SUPPLIED TEXT:
Observation data Epoch J2000 Equinox J2000
- Constellation: Auriga
- Right ascension: 04^{h} 55^{m} 10.9816^{s}
- Declination: +30° 21′ 59.374″
- Apparent magnitude (V): 12.24

Characteristics
- Evolutionary stage: T Tauri star
- Spectral type: K3Ve or K6

Astrometry
- Radial velocity (R_{v}): 14.9±0.3 km/s
- Proper motion (μ): RA: +3.748 mas/yr Dec.: −24.298 mas/yr
- Parallax (π): 6.3248±0.0490 mas
- Distance: 516 ± 4 ly (158 ± 1 pc)

Details
- Mass: 0.95±0.05 M_{☉}
- Radius: 2.02±0.06 R_{☉}
- Luminosity: 1.25±0.08 L_{☉}
- Surface gravity (log g): 3.80±0.03 cgs
- Temperature: 4287±35 K
- Rotation: ~6 days
- Rotational velocity (v sin i): 13.5±0.2 km/s
- Age: ~1.5 Myr
- Other designations: GM Aur, AAVSO 0448+30, TIC 96533063, GCRV 55585, IRAS 04519+3017, 2MASS J04551098+3021595, WISE J045510.97+302159.2, WISEA J045510.97+302159.1, 2E 1172, AKARI-IRC-V1 J0455110+302159, AP J04551098+3021595, CSI+30-04520 2, GEN# +6.20078077, HBC 77, HBHA 2713-04, MHA 259-1, PSCz P04519+3017, SVS 1089, UCAC4 602-015297

Database references
- SIMBAD: data

= GM Aurigae =

T Tauri star in the Auriga constellation

GM Aurigae (GM Aur) is a K6V-type T Tauri star located 155 parsecs from Earth in the constellation of Auriga. It has a mass of 0.95 solar masses, a radius of 2 solar radii, a luminosity of 1.2 solar luminosity and a temperature of 4287 Kelvin. It has an age of around 3-10 million years and is a member of the Taurus-Auriga star forming region. The star is host to a circumstellar disk with a possible planet still forming within it.

It has a stellar rotation period between 5.18 and 6.1 days, with a rotational period of approximately 6.04 days being most likely.

== Circumstellar disk ==
GM Aur is host to an extensively studied circumstellar disk. Within this disk it has a large dust cavity located at 35 AU. There is a fainter disk extending up to 250 AU. There is no consensus on whether this cavity was carved out by a forming exoplanet accreting material, photoevaporation, magnetohydrodynamic disk winds or a combination of all of the above. If there were a planet forming in the system, it would likely have a minimum mass of about 1.10 Jupiter masses. Spatially resolved submillimetre observations of GM Aur confirm the existence of a transitional disc that is inclined at 52.77° with respect to the line of sight. This disk also has an inner dust cavity with a radius of 30-40 AU.

WORK TASK: Please repeat the GM Aurigae text word for word from "Characteristics" to "(158 ± 1 pc)". The records have no connection to the GM Aurigae text.

(Dataset items)
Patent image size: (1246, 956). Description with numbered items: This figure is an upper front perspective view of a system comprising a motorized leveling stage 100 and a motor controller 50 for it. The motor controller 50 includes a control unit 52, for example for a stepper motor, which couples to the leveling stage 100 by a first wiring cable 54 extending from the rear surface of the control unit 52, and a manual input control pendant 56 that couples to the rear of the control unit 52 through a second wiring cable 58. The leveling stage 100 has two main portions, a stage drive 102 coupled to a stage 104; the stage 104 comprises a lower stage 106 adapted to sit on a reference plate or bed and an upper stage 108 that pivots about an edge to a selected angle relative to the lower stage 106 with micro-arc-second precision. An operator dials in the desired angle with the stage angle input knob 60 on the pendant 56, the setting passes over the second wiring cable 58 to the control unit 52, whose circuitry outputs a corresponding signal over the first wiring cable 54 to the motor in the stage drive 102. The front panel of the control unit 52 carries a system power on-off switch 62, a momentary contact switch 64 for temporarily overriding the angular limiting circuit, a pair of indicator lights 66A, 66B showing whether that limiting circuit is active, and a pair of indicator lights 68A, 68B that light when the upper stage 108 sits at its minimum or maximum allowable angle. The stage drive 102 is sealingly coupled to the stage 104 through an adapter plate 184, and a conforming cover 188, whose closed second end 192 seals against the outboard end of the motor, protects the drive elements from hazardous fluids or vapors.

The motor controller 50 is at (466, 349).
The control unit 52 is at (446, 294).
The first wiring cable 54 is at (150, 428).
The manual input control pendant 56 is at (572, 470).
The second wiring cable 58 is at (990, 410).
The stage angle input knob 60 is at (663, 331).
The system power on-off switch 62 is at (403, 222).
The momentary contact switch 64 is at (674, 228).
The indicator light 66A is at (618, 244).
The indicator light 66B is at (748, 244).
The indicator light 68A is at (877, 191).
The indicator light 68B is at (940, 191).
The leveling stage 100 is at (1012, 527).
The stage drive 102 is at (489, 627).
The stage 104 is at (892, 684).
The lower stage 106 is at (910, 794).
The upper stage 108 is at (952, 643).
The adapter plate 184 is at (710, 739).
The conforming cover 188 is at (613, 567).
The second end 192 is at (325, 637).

TASK SOLUTION:
Characteristics
- Evolutionary stage: T Tauri star
- Spectral type: K3Ve or K6

Astrometry
- Radial velocity (R_{v}): 14.9±0.3 km/s
- Proper motion (μ): RA: +3.748 mas/yr Dec.: −24.298 mas/yr
- Parallax (π): 6.3248±0.0490 mas
- Distance: 516 ± 4 ly (158 ± 1 pc)